Data extracted from a collection:
* Start *
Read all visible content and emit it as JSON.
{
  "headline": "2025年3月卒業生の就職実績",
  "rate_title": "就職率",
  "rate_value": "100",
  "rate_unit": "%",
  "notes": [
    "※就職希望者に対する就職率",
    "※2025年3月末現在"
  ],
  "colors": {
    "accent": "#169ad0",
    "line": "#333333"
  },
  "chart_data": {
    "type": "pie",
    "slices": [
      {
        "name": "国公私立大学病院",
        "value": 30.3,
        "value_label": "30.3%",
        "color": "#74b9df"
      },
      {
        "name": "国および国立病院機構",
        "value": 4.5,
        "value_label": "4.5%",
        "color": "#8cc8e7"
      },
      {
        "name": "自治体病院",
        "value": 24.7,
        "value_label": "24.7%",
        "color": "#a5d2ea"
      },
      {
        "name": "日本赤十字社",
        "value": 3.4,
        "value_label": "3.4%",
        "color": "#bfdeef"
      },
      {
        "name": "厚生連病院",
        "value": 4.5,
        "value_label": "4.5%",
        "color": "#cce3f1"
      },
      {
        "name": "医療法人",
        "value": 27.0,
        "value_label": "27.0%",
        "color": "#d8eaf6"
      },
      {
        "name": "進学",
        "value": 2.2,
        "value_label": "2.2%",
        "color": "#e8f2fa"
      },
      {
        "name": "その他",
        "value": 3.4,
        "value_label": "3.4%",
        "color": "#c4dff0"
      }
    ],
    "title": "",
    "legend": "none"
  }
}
* End *
## To do
Return the whole listing exactly.

## The result
Read all visible content and emit it as JSON.
{
  "headline": "2025年3月卒業生の就職実績",
  "rate_title": "就職率",
  "rate_value": "100",
  "rate_unit": "%",
  "notes": [
    "※就職希望者に対する就職率",
    "※2025年3月末現在"
  ],
  "colors": {
    "accent": "#169ad0",
    "line": "#333333"
  },
  "chart_data": {
    "type": "pie",
    "slices": [
      {
        "name": "国公私立大学病院",
        "value": 30.3,
        "value_label": "30.3%",
        "color": "#74b9df"
      },
      {
        "name": "国および国立病院機構",
        "value": 4.5,
        "value_label": "4.5%",
        "color": "#8cc8e7"
      },
      {
        "name": "自治体病院",
        "value": 24.7,
        "value_label": "24.7%",
        "color": "#a5d2ea"
      },
      {
        "name": "日本赤十字社",
        "value": 3.4,
        "value_label": "3.4%",
        "color": "#bfdeef"
      },
      {
        "name": "厚生連病院",
        "value": 4.5,
        "value_label": "4.5%",
        "color": "#cce3f1"
      },
      {
        "name": "医療法人",
        "value": 27.0,
        "value_label": "27.0%",
        "color": "#d8eaf6"
      },
      {
        "name": "進学",
        "value": 2.2,
        "value_label": "2.2%",
        "color": "#e8f2fa"
      },
      {
        "name": "その他",
        "value": 3.4,
        "value_label": "3.4%",
        "color": "#c4dff0"
      }
    ],
    "title": "",
    "legend": "none"
  }
}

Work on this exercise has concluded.